**DOCUMENT EXCERPT:**
The city typically holds only one council meeting in January because of the New Year's Day holiday week, so the next regular meeting is Jan. 21 -- although the way the calendar falls in 2020, the first Tuesday of the month would be the week after the holiday, Jan. 7.

Though they postponed the public hearing without discussing the topic themselves, council members did allow residents who turned out for the scheduled debate Tuesday to share their thoughts about the east side.

Four speakers went to the lectern, three of whom expressed general concerns about significant new residential development in East Pleasanton and a lack of necessary infrastructure such as roads, clean water and schools, while the other urged the council to prioritize more affordable housing.

"It is my concern that this public process is not going forward quite as transparently as we would like," said Kelly Cousins, president of the slow-growth citizen group PleasantonVoters.com.

"What's the rush?" Cousins added, a day after her group sent a mass email to supporters in a call for an advisory vote from the public on the east side before the plan is drafted. "Let us residents have a time to vote ... This is a very important issue; we'd like to work with you to help plan this area."

The East Pleasanton Specific Plan would be the city policy document that lays the groundwork for future development on the large swath of land on the far southeastern edge of the city long eyed for potential redevelopment with residential, commercial and other uses.

Narum's vote could ultimately prove key as she joined Thorne and Pentin in voicing support for city's staff recommendation for the planning process when the council first discussed the concept on Nov. 19. Brown and Councilwoman Julie Testa were more hesitant, though no formal vote was cast that week.

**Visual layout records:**
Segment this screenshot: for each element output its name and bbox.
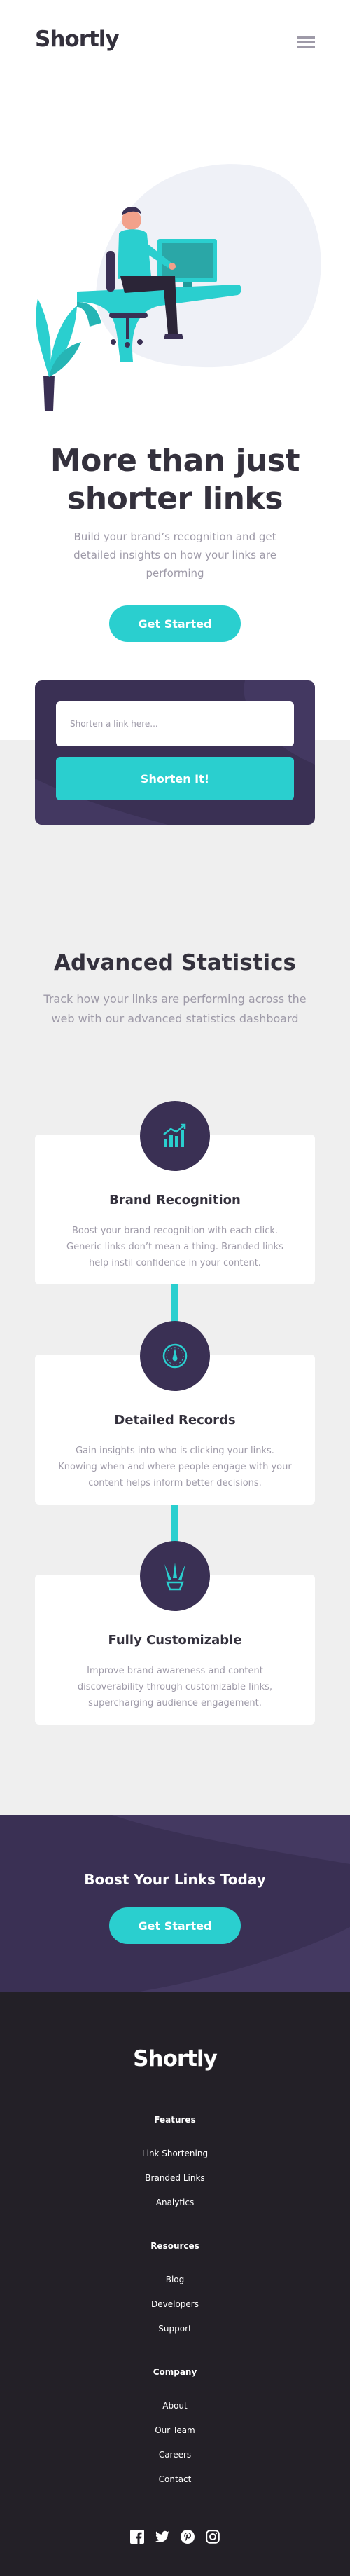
footer-link[interactable]: Support (0, 2317, 350, 2341)
site-header: Shortly (0, 0, 350, 88)
hero-subtitle: Build your brand’s recognition and get d… (74, 530, 276, 580)
statistics-title: Advanced Statistics (54, 950, 296, 975)
hero-title: More than just shorter links (50, 443, 300, 516)
card-title: Brand Recognition (109, 1193, 241, 1207)
card-text: Boost your brand recognition with each c… (66, 1226, 284, 1268)
card-text: Gain insights into who is clicking your … (58, 1446, 292, 1488)
footer-link[interactable]: Our Team (0, 2418, 350, 2443)
pinterest-icon[interactable] (181, 2530, 195, 2544)
feature-card-fully-customizable: Fully Customizable Improve brand awarene… (35, 1541, 315, 1725)
footer-heading: Resources (150, 2241, 200, 2251)
fully-customizable-icon (140, 1541, 210, 1611)
footer-link[interactable]: Link Shortening (0, 2142, 350, 2166)
footer-link[interactable]: Contact (0, 2467, 350, 2492)
footer-link[interactable]: Blog (0, 2268, 350, 2292)
working-illustration (36, 164, 321, 411)
feature-card-brand-recognition: Brand Recognition Boost your brand recog… (35, 1101, 315, 1284)
footer-column-company: Company About Our Team Careers Contact (0, 2363, 350, 2492)
get-started-button[interactable]: Get Started (109, 605, 241, 642)
site-logo[interactable]: Shortly (35, 27, 120, 52)
footer-heading: Company (153, 2367, 197, 2377)
footer-link[interactable]: About (0, 2394, 350, 2418)
feature-card-detailed-records: Detailed Records Gain insights into who … (35, 1321, 315, 1505)
boost-get-started-button[interactable]: Get Started (109, 1907, 241, 1944)
detailed-records-icon (140, 1321, 210, 1391)
footer-column-features: Features Link Shortening Branded Links A… (0, 2111, 350, 2215)
social-links (0, 2530, 350, 2544)
shorten-form: Shorten It! (35, 680, 315, 825)
card-title: Detailed Records (114, 1413, 236, 1427)
shorten-it-button[interactable]: Shorten It! (56, 757, 294, 800)
footer-link[interactable]: Developers (0, 2292, 350, 2317)
footer-link[interactable]: Analytics (0, 2191, 350, 2215)
footer-link[interactable]: Careers (0, 2443, 350, 2467)
footer-column-resources: Resources Blog Developers Support (0, 2237, 350, 2341)
hero-section: More than just shorter links Build your … (0, 88, 350, 740)
boost-title: Boost Your Links Today (84, 1871, 266, 1888)
twitter-icon[interactable] (155, 2530, 169, 2544)
statistics-section: Shorten It! Advanced Statistics Track ho… (0, 680, 350, 1815)
brand-recognition-icon (140, 1101, 210, 1171)
card-title: Fully Customizable (108, 1633, 242, 1647)
footer-heading: Features (154, 2115, 196, 2125)
boost-section: Boost Your Links Today Get Started (0, 1815, 350, 1992)
link-input[interactable] (56, 701, 294, 746)
facebook-icon[interactable] (130, 2530, 144, 2544)
hamburger-menu-icon[interactable] (297, 36, 315, 49)
footer-link[interactable]: Branded Links (0, 2166, 350, 2191)
card-text: Improve brand awareness and content disc… (77, 1666, 273, 1708)
site-footer: Shortly Features Link Shortening Branded… (0, 1992, 350, 2576)
statistics-subtitle: Track how your links are performing acro… (43, 992, 307, 1025)
boost-background-pattern (0, 1815, 350, 1992)
footer-logo[interactable]: Shortly (0, 2046, 350, 2071)
instagram-icon[interactable] (206, 2530, 220, 2544)
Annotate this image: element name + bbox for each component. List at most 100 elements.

**EXERCISE DETAILS:** Could you carry on the article about the Pleasanton council's East Pleasanton planning debate, picking up after its final sentence?

**OUTPUT:**
The recommended public drafting and review process centers around workshops and meetings overseen by the Planning Commission, with regular check-ins with the council along the way, as opposed to creating a new task force like what happened the last time the city undertook east side planning several years ago.

The final city deliberations on the specific plan, once completed, would occur before the council -- though a public vote on ratification remains a real possibility.

The east side was the subject of a city planning effort, including intensive task force work, from 2012 until mid-2015 when the council opted to halt the project amid public concerns about the drought, school overcrowding and general over-development in Pleasanton.

Before restarting the process this time around, city staff is looking to the council for direction on the project approach and scope of work.

City staff expects to begin the estimated 18- to 24-month planning process later this winter or in early spring, depending on when the council gives its final direction. The process would be paid for by Pleasanton-based developer Ponderosa Homes, which has secured agreements with the major private property owners on the east side, but all consultant contracts would be retained and managed independently by the city, staff said.

If the Jan. 21 date holds for the east side debate, it could be a busy meeting night.

City staff said Tuesday night that the Johnson Drive Economic Development Zone -- the city's policy effort to provide the framework for a Costco store and other new redevelopment on land near the freeways' interchange -- is currently scheduled to return to the council on Jan. 21 for new deliberations after additional environmental work spurred by a lawsuit over the council's previous JDEDZ approval.

In other business

* The council's main discussion topic Tuesday was a presentation with an update on state legislation and a review of the city's position on certain housing and non-housing bills out of Sacramento.

City staff walked the council through outcomes of key bills during the 2019 legislative year, including their probable impacts on Pleasanton, as well as a look ahead at what to expect in the 2020 legislative cycle.

Local Assemblywoman Rebecca Bauer-Kahan (D-Orinda) was on hand for the discussion and spoke to the council about her legislative accomplishments in 2019, goals for 2020 and her own expectations for housing bills moving forward. The council also heard from Tri-Valley cities' lobbying firm, Townsend Public Affairs.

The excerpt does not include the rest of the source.